課題 —
三井不動産リアルティの業績を伝える抜粋によると、当期のリパーク事業の営業収益はいくらか。

抜粋 —
2018/05/23 18:00更新
「社内、グループ内連携がカギ」/三井リアル
山代氏
「今後は事業間、グループ各社間の連携がカギになる」と語る山代氏


 三井不動産リアルティ(株)は22日、代表取締役社長の山代裕彦氏が専門誌記者と会見。2018年3月期業績や今後の事業方針等について語った。


 当期(17年4月1日〜3月31日)は、営業収益1,544億2,900万円(前期比5.5%増)、営業利益191億6,400万円(同3.5%減)、経常利益189億2,700万円(同4.1%減)。事業別の営業収益は、仲介事業が761億7,700万円(同4.6%増)、リパーク事業が762億6,300万円(同6.3%増)となり、初めてリパークが仲介を上回った。仲介実績は5月21日のニュースを参照。


 減益となったものの、4月からのFC店舗直営化に関連して発生したのれんの一括償却により損失が発生したことと、前期はリパーク事業のカード決済の売り上げ算定方法を変更したことによる約10億円の増益効果があったことから、「実質的には1割程度の増益とみている」(山代氏)。


 山代氏は仲介事業の市場環境について、順調に推移しているとした上で、「売り買いの情報バランスは、買いが若干弱含んでおり、成約までの期間がやや延びている。物件価格6,000万円以上の高額物件についてはより価格が上がっている」と分析。高額で取引される湾岸タワーマンションなどは、新築適地が少なくなってきており、既存物件の希少性がアップ。需要を引き上げているという。


 リパーク事業については、展開する46都道府県で順調に成長。ネット予約ができる空き駐車場シェアリングサービス「Toppi!」も全国1,300ヵ所まで増え、利用する会員も4万人に達した。「利益面では仲介の方が大きいが、リパークや賃貸管理は、将来の出口として当社の仲介を選んでもらうことにもつながる」(同氏)。

提供リスト —
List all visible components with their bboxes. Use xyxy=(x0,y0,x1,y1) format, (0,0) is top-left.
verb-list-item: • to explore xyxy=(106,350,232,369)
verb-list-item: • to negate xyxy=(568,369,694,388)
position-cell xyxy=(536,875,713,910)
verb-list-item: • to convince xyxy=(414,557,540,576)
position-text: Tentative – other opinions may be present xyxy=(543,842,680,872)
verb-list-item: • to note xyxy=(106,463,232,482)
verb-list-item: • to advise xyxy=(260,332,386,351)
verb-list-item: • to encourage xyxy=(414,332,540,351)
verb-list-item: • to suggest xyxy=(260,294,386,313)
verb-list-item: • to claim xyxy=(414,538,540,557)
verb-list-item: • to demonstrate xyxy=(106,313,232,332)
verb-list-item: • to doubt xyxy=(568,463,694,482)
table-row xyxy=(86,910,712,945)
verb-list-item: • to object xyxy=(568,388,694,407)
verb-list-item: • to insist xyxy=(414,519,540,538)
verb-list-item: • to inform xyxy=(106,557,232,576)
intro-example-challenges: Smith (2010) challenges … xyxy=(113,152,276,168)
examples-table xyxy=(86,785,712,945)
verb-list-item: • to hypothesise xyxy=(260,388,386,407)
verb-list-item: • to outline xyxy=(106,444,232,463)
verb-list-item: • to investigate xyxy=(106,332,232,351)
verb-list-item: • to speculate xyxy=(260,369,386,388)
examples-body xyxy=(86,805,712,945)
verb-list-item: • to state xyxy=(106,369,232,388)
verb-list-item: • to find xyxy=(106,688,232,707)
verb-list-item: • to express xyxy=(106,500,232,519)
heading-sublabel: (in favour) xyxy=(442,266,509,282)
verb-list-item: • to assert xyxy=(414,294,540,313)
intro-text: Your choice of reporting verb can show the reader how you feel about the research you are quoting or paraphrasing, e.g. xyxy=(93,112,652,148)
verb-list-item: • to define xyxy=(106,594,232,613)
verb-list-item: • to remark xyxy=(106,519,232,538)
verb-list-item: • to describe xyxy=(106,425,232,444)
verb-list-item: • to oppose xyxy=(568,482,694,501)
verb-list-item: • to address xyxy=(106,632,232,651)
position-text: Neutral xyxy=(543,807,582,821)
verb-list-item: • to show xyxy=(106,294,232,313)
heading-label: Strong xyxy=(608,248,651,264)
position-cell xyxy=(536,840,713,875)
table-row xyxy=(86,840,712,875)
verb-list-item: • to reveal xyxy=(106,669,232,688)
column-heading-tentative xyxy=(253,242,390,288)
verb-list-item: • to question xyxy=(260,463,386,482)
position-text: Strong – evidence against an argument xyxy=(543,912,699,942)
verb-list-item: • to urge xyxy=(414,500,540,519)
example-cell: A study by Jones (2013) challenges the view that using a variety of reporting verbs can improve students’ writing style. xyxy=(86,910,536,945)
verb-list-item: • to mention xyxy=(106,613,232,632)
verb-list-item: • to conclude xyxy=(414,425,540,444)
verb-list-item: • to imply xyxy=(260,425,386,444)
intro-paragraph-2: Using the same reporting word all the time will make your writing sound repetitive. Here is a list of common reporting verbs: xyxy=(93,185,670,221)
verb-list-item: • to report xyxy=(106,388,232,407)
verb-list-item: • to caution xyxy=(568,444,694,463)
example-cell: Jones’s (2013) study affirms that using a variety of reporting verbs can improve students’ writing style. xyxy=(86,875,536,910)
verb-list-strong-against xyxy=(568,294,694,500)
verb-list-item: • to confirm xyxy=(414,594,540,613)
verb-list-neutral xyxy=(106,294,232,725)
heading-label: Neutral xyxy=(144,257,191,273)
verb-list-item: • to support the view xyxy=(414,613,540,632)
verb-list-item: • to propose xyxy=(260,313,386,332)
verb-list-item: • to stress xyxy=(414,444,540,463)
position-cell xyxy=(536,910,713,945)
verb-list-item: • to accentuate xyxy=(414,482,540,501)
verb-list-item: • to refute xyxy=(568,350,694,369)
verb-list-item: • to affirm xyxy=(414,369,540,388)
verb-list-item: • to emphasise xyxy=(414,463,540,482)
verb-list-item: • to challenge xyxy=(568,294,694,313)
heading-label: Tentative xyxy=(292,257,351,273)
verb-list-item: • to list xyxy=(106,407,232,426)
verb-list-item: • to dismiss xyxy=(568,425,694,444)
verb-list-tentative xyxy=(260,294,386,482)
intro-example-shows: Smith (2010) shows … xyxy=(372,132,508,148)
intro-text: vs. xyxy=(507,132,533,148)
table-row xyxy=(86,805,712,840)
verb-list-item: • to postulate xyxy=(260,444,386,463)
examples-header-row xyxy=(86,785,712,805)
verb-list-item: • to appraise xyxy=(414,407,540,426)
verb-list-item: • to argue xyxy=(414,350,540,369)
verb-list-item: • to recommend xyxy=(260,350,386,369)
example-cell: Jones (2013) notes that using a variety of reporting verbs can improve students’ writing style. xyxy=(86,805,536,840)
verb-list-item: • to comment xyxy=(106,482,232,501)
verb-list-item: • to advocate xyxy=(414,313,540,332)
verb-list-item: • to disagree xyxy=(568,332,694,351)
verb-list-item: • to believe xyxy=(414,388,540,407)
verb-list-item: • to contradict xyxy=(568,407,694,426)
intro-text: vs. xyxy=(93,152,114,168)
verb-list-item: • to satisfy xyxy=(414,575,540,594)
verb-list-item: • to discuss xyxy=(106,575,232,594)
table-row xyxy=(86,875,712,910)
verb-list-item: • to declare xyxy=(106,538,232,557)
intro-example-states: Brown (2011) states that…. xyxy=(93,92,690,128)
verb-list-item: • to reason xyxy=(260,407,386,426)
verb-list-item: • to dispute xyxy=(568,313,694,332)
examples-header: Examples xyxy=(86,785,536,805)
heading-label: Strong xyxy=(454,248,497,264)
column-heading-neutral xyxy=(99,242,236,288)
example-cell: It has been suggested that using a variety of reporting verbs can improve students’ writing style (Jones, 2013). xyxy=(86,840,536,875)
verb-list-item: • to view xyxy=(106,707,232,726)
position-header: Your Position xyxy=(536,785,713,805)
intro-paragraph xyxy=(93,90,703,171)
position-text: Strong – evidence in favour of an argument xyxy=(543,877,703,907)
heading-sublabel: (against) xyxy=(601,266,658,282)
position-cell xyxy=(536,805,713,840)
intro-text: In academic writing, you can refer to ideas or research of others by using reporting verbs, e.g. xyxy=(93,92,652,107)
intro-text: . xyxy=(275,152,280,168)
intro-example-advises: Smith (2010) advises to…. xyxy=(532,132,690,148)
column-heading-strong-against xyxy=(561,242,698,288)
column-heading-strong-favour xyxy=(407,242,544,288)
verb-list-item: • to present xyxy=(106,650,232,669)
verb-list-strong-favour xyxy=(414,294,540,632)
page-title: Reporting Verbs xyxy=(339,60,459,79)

解答 —
762億6,300万円(前期比6.3%増)。